═══ RECORDS SHOWN ═══

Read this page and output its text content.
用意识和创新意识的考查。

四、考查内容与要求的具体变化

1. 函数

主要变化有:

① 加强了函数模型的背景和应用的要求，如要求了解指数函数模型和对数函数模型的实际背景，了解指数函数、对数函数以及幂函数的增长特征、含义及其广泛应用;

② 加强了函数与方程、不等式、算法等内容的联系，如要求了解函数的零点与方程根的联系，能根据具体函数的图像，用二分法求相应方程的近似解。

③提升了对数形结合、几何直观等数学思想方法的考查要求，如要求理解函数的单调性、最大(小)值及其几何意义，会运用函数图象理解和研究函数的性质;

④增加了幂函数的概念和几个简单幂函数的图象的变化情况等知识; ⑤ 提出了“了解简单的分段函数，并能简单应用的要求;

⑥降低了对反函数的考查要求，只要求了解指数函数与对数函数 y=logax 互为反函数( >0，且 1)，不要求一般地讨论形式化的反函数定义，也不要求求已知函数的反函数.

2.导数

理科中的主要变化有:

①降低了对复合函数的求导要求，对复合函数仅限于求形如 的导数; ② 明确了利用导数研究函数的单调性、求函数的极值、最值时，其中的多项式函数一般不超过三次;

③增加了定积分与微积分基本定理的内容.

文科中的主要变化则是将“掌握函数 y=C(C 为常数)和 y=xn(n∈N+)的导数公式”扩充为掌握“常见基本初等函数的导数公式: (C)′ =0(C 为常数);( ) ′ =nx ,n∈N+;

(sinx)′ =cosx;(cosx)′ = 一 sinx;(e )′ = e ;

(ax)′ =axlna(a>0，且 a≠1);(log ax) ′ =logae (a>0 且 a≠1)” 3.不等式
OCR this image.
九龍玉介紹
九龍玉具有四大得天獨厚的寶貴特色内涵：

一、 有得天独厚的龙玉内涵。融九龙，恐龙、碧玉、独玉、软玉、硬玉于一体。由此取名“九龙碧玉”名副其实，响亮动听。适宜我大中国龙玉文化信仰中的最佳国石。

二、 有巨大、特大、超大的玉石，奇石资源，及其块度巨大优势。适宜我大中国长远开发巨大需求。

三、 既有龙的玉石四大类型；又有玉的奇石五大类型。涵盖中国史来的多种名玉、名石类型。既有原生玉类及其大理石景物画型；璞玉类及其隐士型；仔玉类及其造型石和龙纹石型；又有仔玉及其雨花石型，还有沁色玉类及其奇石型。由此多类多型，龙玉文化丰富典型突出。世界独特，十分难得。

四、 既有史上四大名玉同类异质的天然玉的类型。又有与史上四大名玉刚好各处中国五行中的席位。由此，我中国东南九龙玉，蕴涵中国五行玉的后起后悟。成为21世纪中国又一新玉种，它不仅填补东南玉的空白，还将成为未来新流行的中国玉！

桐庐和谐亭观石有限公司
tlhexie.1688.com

═══

WHAT TO DO: Pick out the lines containing the string "this" and show them.

CORRECT OUTPUT:
Read this page and output its text content.
OCR this image.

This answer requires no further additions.